INSTRUCTIONS FOR THE TASK: The records that follow must be repeated verbatim, every one of them.
──────── RECORDS SHOWN
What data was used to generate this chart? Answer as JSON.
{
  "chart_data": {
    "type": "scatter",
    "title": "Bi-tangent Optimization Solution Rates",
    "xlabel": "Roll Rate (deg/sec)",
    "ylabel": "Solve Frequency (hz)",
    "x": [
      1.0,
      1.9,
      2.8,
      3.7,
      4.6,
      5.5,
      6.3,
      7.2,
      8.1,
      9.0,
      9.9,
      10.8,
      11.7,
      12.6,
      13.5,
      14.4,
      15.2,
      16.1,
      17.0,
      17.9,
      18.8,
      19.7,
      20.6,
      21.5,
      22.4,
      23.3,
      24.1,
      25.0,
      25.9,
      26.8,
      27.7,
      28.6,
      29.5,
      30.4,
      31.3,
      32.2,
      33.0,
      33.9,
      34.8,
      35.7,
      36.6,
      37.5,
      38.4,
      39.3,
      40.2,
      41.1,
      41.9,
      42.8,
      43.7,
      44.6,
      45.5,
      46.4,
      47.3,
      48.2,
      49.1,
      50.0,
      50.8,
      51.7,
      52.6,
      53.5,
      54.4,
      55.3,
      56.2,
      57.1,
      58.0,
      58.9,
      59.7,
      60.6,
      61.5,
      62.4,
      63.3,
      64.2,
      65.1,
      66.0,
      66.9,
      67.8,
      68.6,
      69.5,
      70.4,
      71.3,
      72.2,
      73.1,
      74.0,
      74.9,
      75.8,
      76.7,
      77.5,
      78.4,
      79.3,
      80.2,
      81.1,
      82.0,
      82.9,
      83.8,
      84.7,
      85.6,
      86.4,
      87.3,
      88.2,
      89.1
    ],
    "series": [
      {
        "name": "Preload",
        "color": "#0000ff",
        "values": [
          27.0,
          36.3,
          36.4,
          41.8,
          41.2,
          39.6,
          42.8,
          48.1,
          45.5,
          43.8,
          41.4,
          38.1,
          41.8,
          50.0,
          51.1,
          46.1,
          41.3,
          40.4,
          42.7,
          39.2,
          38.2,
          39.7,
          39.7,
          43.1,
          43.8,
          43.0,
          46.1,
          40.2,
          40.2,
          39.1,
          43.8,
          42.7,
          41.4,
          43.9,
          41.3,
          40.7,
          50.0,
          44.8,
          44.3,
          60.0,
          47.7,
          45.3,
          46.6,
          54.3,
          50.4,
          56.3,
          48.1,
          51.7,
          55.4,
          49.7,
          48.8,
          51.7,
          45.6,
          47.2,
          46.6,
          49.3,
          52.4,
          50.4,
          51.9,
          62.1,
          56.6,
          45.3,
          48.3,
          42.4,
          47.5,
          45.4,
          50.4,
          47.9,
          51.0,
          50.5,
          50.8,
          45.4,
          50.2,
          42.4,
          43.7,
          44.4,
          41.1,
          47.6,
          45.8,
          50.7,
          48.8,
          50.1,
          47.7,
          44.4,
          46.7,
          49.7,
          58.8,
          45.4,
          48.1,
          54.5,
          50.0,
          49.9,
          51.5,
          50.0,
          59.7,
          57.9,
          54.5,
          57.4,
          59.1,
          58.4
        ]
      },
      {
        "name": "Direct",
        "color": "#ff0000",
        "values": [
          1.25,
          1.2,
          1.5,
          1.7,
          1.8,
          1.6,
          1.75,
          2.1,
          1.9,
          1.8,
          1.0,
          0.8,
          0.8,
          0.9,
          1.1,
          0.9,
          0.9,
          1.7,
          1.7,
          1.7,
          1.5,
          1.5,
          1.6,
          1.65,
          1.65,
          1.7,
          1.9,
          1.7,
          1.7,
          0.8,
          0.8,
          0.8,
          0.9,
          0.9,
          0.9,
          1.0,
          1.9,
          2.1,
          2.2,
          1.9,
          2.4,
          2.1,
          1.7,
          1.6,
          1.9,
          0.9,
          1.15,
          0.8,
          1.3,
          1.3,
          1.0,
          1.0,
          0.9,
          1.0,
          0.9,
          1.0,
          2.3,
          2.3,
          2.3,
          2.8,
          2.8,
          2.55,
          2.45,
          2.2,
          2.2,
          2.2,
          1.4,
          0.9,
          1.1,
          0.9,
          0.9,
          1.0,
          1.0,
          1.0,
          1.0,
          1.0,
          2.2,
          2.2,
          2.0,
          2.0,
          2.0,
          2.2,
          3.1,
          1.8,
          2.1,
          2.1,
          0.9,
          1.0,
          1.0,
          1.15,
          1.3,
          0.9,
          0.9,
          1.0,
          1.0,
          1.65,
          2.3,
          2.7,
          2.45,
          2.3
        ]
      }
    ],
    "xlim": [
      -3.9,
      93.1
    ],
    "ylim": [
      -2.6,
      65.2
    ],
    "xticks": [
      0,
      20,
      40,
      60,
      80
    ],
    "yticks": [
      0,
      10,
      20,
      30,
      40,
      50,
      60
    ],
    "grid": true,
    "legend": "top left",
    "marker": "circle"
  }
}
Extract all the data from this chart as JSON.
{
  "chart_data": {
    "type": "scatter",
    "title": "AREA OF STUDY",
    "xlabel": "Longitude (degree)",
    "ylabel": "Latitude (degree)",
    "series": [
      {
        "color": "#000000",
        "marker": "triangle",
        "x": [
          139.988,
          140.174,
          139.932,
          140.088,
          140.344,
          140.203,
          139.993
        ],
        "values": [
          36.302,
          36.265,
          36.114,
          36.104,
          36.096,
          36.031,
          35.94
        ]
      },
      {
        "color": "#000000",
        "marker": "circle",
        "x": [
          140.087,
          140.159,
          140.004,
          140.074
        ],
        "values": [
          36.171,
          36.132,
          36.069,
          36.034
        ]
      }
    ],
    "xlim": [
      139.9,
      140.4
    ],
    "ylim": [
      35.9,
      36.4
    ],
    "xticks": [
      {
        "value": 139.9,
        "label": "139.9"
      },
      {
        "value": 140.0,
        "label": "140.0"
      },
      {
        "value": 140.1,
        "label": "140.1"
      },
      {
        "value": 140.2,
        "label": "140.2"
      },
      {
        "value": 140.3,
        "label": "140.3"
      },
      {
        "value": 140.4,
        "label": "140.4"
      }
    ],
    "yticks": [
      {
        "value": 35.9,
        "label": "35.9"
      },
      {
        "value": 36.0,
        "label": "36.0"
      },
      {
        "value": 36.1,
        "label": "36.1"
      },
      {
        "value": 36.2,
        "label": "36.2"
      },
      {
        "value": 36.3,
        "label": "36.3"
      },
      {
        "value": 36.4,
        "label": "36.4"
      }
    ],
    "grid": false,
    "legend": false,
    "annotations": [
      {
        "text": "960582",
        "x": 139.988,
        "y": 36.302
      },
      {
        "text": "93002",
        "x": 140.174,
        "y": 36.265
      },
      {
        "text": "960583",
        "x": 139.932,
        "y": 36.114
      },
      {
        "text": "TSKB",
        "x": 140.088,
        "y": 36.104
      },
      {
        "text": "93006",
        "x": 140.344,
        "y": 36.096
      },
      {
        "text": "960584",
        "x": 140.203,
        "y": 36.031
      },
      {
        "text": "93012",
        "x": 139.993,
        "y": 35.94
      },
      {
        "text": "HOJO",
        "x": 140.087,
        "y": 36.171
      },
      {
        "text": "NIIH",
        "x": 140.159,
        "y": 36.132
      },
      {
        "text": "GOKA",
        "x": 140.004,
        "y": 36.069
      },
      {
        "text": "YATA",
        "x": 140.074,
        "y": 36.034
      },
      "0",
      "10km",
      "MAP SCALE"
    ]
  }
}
────────────────
THE ANSWER:
What data was used to generate this chart? Answer as JSON.
{
  "chart_data": {
    "type": "scatter",
    "title": "Bi-tangent Optimization Solution Rates",
    "xlabel": "Roll Rate (deg/sec)",
    "ylabel": "Solve Frequency (hz)",
    "x": [
      1.0,
      1.9,
      2.8,
      3.7,
      4.6,
      5.5,
      6.3,
      7.2,
      8.1,
      9.0,
      9.9,
      10.8,
      11.7,
      12.6,
      13.5,
      14.4,
      15.2,
      16.1,
      17.0,
      17.9,
      18.8,
      19.7,
      20.6,
      21.5,
      22.4,
      23.3,
      24.1,
      25.0,
      25.9,
      26.8,
      27.7,
      28.6,
      29.5,
      30.4,
      31.3,
      32.2,
      33.0,
      33.9,
      34.8,
      35.7,
      36.6,
      37.5,
      38.4,
      39.3,
      40.2,
      41.1,
      41.9,
      42.8,
      43.7,
      44.6,
      45.5,
      46.4,
      47.3,
      48.2,
      49.1,
      50.0,
      50.8,
      51.7,
      52.6,
      53.5,
      54.4,
      55.3,
      56.2,
      57.1,
      58.0,
      58.9,
      59.7,
      60.6,
      61.5,
      62.4,
      63.3,
      64.2,
      65.1,
      66.0,
      66.9,
      67.8,
      68.6,
      69.5,
      70.4,
      71.3,
      72.2,
      73.1,
      74.0,
      74.9,
      75.8,
      76.7,
      77.5,
      78.4,
      79.3,
      80.2,
      81.1,
      82.0,
      82.9,
      83.8,
      84.7,
      85.6,
      86.4,
      87.3,
      88.2,
      89.1
    ],
    "series": [
      {
        "name": "Preload",
        "color": "#0000ff",
        "values": [
          27.0,
          36.3,
          36.4,
          41.8,
          41.2,
          39.6,
          42.8,
          48.1,
          45.5,
          43.8,
          41.4,
          38.1,
          41.8,
          50.0,
          51.1,
          46.1,
          41.3,
          40.4,
          42.7,
          39.2,
          38.2,
          39.7,
          39.7,
          43.1,
          43.8,
          43.0,
          46.1,
          40.2,
          40.2,
          39.1,
          43.8,
          42.7,
          41.4,
          43.9,
          41.3,
          40.7,
          50.0,
          44.8,
          44.3,
          60.0,
          47.7,
          45.3,
          46.6,
          54.3,
          50.4,
          56.3,
          48.1,
          51.7,
          55.4,
          49.7,
          48.8,
          51.7,
          45.6,
          47.2,
          46.6,
          49.3,
          52.4,
          50.4,
          51.9,
          62.1,
          56.6,
          45.3,
          48.3,
          42.4,
          47.5,
          45.4,
          50.4,
          47.9,
          51.0,
          50.5,
          50.8,
          45.4,
          50.2,
          42.4,
          43.7,
          44.4,
          41.1,
          47.6,
          45.8,
          50.7,
          48.8,
          50.1,
          47.7,
          44.4,
          46.7,
          49.7,
          58.8,
          45.4,
          48.1,
          54.5,
          50.0,
          49.9,
          51.5,
          50.0,
          59.7,
          57.9,
          54.5,
          57.4,
          59.1,
          58.4
        ]
      },
      {
        "name": "Direct",
        "color": "#ff0000",
        "values": [
          1.25,
          1.2,
          1.5,
          1.7,
          1.8,
          1.6,
          1.75,
          2.1,
          1.9,
          1.8,
          1.0,
          0.8,
          0.8,
          0.9,
          1.1,
          0.9,
          0.9,
          1.7,
          1.7,
          1.7,
          1.5,
          1.5,
          1.6,
          1.65,
          1.65,
          1.7,
          1.9,
          1.7,
          1.7,
          0.8,
          0.8,
          0.8,
          0.9,
          0.9,
          0.9,
          1.0,
          1.9,
          2.1,
          2.2,
          1.9,
          2.4,
          2.1,
          1.7,
          1.6,
          1.9,
          0.9,
          1.15,
          0.8,
          1.3,
          1.3,
          1.0,
          1.0,
          0.9,
          1.0,
          0.9,
          1.0,
          2.3,
          2.3,
          2.3,
          2.8,
          2.8,
          2.55,
          2.45,
          2.2,
          2.2,
          2.2,
          1.4,
          0.9,
          1.1,
          0.9,
          0.9,
          1.0,
          1.0,
          1.0,
          1.0,
          1.0,
          2.2,
          2.2,
          2.0,
          2.0,
          2.0,
          2.2,
          3.1,
          1.8,
          2.1,
          2.1,
          0.9,
          1.0,
          1.0,
          1.15,
          1.3,
          0.9,
          0.9,
          1.0,
          1.0,
          1.65,
          2.3,
          2.7,
          2.45,
          2.3
        ]
      }
    ],
    "xlim": [
      -3.9,
      93.1
    ],
    "ylim": [
      -2.6,
      65.2
    ],
    "xticks": [
      0,
      20,
      40,
      60,
      80
    ],
    "yticks": [
      0,
      10,
      20,
      30,
      40,
      50,
      60
    ],
    "grid": true,
    "legend": "top left",
    "marker": "circle"
  }
}
Extract all the data from this chart as JSON.
{
  "chart_data": {
    "type": "scatter",
    "title": "AREA OF STUDY",
    "xlabel": "Longitude (degree)",
    "ylabel": "Latitude (degree)",
    "series": [
      {
        "color": "#000000",
        "marker": "triangle",
        "x": [
          139.988,
          140.174,
          139.932,
          140.088,
          140.344,
          140.203,
          139.993
        ],
        "values": [
          36.302,
          36.265,
          36.114,
          36.104,
          36.096,
          36.031,
          35.94
        ]
      },
      {
        "color": "#000000",
        "marker": "circle",
        "x": [
          140.087,
          140.159,
          140.004,
          140.074
        ],
        "values": [
          36.171,
          36.132,
          36.069,
          36.034
        ]
      }
    ],
    "xlim": [
      139.9,
      140.4
    ],
    "ylim": [
      35.9,
      36.4
    ],
    "xticks": [
      {
        "value": 139.9,
        "label": "139.9"
      },
      {
        "value": 140.0,
        "label": "140.0"
      },
      {
        "value": 140.1,
        "label": "140.1"
      },
      {
        "value": 140.2,
        "label": "140.2"
      },
      {
        "value": 140.3,
        "label": "140.3"
      },
      {
        "value": 140.4,
        "label": "140.4"
      }
    ],
    "yticks": [
      {
        "value": 35.9,
        "label": "35.9"
      },
      {
        "value": 36.0,
        "label": "36.0"
      },
      {
        "value": 36.1,
        "label": "36.1"
      },
      {
        "value": 36.2,
        "label": "36.2"
      },
      {
        "value": 36.3,
        "label": "36.3"
      },
      {
        "value": 36.4,
        "label": "36.4"
      }
    ],
    "grid": false,
    "legend": false,
    "annotations": [
      {
        "text": "960582",
        "x": 139.988,
        "y": 36.302
      },
      {
        "text": "93002",
        "x": 140.174,
        "y": 36.265
      },
      {
        "text": "960583",
        "x": 139.932,
        "y": 36.114
      },
      {
        "text": "TSKB",
        "x": 140.088,
        "y": 36.104
      },
      {
        "text": "93006",
        "x": 140.344,
        "y": 36.096
      },
      {
        "text": "960584",
        "x": 140.203,
        "y": 36.031
      },
      {
        "text": "93012",
        "x": 139.993,
        "y": 35.94
      },
      {
        "text": "HOJO",
        "x": 140.087,
        "y": 36.171
      },
      {
        "text": "NIIH",
        "x": 140.159,
        "y": 36.132
      },
      {
        "text": "GOKA",
        "x": 140.004,
        "y": 36.069
      },
      {
        "text": "YATA",
        "x": 140.074,
        "y": 36.034
      },
      "0",
      "10km",
      "MAP SCALE"
    ]
  }
}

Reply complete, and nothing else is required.